### Exercise aim
Pull out every line containing the string "ângulos".
/---
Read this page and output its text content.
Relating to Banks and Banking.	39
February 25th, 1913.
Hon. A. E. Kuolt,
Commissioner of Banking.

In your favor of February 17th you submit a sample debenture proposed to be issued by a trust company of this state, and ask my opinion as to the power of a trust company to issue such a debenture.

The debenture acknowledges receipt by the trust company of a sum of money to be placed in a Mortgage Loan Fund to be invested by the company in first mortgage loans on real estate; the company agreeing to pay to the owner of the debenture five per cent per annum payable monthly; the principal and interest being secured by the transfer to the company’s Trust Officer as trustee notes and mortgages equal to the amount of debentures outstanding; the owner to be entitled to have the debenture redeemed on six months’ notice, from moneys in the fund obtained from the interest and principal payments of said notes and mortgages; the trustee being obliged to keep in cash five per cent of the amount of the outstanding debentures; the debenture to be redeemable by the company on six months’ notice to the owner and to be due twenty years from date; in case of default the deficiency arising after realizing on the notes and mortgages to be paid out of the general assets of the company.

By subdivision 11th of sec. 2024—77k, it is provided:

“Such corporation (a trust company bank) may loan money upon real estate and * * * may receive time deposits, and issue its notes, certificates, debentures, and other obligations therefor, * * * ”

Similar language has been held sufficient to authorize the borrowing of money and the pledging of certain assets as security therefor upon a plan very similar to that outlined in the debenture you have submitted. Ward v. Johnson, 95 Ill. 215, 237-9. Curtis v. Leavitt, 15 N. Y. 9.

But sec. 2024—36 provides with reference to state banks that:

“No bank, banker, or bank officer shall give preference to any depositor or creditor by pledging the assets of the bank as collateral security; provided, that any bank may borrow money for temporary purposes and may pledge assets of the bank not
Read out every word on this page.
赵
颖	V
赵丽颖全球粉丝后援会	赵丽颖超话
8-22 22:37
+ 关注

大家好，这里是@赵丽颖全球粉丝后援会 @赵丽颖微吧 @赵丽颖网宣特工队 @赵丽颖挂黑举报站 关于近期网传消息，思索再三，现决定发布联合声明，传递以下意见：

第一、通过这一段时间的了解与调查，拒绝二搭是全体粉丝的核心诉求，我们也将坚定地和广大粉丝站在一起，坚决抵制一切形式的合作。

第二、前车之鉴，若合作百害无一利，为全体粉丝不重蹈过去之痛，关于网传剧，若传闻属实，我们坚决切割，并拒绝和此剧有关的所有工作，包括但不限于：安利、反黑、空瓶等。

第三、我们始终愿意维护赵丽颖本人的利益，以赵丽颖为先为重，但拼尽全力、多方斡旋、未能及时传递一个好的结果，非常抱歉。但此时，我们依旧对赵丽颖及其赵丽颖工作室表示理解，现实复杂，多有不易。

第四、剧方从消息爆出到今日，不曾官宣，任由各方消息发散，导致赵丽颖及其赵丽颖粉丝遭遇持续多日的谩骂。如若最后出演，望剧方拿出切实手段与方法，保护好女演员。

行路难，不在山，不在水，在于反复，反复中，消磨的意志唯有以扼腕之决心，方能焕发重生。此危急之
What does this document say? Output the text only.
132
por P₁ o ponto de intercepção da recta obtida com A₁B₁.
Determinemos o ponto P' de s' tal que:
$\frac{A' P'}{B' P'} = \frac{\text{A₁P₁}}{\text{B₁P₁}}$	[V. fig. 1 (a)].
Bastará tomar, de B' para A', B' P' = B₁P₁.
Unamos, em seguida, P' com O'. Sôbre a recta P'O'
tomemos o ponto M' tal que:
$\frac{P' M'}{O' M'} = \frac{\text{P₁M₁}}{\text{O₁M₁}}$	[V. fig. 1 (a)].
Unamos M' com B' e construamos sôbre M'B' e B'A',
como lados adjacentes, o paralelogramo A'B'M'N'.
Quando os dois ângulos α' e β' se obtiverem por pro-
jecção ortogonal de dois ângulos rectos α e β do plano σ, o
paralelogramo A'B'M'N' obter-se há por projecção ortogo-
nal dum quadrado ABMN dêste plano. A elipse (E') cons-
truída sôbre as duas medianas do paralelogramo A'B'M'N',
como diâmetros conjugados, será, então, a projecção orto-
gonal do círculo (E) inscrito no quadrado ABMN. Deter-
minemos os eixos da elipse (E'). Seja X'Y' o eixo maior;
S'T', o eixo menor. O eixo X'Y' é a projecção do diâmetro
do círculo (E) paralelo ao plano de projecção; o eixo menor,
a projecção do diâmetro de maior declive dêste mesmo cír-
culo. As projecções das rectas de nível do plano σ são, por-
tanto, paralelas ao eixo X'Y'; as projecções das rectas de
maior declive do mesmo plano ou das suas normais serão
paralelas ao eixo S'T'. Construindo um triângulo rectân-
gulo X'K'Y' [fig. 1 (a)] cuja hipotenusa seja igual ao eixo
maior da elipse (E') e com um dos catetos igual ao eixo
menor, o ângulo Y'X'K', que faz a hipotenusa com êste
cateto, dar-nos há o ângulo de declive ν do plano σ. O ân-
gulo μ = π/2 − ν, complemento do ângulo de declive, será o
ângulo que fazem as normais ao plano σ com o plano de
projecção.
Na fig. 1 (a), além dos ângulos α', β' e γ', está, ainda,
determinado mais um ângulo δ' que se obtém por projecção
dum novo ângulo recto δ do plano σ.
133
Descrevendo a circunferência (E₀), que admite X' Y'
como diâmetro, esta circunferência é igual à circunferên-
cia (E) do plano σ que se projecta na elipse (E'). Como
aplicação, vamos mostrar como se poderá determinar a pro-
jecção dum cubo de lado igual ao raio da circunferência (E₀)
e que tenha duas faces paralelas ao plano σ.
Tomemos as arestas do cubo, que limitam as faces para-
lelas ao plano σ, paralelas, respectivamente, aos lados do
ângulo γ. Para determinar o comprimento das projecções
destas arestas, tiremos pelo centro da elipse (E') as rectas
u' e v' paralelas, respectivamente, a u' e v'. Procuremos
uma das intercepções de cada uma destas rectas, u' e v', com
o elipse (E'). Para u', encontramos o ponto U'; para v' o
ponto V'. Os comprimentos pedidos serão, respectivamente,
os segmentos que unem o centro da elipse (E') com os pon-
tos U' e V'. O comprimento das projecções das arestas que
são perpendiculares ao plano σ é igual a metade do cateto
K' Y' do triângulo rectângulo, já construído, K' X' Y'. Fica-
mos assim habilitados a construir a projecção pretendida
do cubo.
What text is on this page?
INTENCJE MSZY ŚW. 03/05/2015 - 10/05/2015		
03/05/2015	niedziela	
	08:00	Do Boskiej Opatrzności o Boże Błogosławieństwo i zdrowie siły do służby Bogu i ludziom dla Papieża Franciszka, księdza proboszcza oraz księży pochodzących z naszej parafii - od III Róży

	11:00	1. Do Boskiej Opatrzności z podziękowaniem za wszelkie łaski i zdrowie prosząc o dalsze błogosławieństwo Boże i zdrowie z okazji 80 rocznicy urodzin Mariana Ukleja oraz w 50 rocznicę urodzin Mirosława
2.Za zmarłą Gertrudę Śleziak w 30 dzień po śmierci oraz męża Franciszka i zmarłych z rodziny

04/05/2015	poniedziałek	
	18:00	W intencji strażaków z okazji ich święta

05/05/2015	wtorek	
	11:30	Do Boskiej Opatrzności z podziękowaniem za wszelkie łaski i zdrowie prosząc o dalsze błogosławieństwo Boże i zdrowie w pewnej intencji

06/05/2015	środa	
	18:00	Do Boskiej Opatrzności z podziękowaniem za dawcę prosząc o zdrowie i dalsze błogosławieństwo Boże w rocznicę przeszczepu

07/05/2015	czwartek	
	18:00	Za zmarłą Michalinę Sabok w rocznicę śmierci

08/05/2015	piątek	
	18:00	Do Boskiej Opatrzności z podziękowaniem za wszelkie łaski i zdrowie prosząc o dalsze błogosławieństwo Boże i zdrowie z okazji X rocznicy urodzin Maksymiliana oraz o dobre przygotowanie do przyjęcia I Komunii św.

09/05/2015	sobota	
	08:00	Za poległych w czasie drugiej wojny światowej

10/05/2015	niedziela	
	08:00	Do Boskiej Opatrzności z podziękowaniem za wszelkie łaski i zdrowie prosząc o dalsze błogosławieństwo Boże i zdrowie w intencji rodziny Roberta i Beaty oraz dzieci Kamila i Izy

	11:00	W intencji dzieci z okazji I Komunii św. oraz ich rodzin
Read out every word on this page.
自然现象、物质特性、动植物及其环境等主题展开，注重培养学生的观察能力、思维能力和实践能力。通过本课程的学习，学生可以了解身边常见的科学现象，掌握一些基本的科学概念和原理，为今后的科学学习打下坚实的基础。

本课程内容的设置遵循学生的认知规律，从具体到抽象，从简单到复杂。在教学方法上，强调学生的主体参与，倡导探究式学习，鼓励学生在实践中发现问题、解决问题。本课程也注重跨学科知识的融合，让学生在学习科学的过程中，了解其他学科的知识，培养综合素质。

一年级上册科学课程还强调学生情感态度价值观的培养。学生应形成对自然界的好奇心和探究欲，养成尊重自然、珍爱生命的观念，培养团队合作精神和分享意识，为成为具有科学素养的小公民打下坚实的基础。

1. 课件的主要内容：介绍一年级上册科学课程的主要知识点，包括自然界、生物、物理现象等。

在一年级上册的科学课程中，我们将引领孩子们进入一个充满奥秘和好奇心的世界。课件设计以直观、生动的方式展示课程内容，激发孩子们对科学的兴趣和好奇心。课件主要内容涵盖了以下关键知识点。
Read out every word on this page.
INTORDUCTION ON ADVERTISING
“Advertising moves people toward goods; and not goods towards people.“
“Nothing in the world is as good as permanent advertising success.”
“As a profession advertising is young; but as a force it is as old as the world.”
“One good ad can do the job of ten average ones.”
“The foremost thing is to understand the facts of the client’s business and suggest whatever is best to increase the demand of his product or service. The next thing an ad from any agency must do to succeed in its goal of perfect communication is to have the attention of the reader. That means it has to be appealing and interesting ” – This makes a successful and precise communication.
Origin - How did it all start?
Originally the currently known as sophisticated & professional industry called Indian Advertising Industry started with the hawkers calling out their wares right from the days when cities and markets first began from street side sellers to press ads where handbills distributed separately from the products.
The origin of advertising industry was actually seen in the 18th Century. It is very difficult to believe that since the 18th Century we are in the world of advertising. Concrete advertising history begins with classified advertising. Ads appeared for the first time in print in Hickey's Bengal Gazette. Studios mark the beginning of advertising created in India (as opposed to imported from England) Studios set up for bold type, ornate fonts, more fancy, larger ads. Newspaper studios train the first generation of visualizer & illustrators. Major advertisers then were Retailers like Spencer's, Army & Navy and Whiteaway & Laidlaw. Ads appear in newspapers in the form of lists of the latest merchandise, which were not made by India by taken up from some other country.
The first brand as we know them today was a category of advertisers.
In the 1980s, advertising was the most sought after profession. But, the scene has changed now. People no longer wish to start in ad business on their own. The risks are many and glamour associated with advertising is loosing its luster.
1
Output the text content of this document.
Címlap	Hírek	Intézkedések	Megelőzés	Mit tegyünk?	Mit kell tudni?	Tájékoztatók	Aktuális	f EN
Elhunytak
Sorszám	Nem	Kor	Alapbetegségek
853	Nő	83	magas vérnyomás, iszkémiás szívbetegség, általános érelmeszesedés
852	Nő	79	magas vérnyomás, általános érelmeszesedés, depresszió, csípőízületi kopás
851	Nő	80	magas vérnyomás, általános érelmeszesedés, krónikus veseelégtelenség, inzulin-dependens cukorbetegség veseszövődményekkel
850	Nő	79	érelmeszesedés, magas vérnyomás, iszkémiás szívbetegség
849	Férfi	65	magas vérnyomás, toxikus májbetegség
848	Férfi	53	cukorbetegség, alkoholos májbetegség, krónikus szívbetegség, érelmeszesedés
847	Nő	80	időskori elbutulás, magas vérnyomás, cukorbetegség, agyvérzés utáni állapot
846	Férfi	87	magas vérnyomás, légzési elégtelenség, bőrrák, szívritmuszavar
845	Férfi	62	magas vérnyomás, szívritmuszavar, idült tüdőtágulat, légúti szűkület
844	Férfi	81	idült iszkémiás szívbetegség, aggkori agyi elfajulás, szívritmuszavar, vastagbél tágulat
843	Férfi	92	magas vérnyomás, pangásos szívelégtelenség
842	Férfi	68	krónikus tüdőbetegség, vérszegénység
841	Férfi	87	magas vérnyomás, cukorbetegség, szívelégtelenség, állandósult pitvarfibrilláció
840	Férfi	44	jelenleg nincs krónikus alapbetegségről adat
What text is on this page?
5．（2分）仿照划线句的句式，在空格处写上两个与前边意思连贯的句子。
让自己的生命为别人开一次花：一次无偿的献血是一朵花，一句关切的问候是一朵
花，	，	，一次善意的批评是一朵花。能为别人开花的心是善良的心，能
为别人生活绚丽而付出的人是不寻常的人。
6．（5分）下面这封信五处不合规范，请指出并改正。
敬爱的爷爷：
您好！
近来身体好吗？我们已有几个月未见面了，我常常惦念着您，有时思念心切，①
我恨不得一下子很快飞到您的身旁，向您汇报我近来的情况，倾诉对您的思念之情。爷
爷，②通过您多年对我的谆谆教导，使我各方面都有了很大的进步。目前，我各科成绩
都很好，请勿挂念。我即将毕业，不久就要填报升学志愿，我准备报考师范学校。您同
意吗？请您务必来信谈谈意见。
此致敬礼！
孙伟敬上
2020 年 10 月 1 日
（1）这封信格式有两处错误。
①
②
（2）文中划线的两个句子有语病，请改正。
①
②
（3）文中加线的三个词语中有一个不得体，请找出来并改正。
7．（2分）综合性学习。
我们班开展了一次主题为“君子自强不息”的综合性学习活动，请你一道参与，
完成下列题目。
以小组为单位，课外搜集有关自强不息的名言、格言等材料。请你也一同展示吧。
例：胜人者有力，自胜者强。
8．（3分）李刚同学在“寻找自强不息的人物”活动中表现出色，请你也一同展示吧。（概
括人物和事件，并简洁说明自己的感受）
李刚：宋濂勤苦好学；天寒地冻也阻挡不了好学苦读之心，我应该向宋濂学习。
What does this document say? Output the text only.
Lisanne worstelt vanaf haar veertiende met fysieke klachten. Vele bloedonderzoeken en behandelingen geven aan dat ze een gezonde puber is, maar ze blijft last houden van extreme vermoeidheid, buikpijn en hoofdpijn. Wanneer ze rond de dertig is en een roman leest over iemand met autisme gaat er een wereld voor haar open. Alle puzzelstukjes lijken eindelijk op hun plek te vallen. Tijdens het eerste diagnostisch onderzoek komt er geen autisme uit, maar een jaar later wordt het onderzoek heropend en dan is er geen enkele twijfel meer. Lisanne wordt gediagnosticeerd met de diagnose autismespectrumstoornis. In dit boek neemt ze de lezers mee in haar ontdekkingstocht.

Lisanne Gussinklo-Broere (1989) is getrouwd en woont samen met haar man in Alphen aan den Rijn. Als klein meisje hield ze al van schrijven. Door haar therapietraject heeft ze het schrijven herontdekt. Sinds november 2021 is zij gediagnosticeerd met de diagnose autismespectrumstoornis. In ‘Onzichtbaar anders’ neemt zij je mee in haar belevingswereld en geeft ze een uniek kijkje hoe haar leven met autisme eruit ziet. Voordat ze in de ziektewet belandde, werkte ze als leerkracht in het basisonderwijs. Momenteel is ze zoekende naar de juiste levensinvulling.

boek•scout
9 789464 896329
\---
### Completed task
Quando os dois ângulos α' e β' se obtiverem por pro-
jecção ortogonal de dois ângulos rectos α e β do plano σ, o
Na fig. 1 (a), além dos ângulos α', β' e γ', está, ainda,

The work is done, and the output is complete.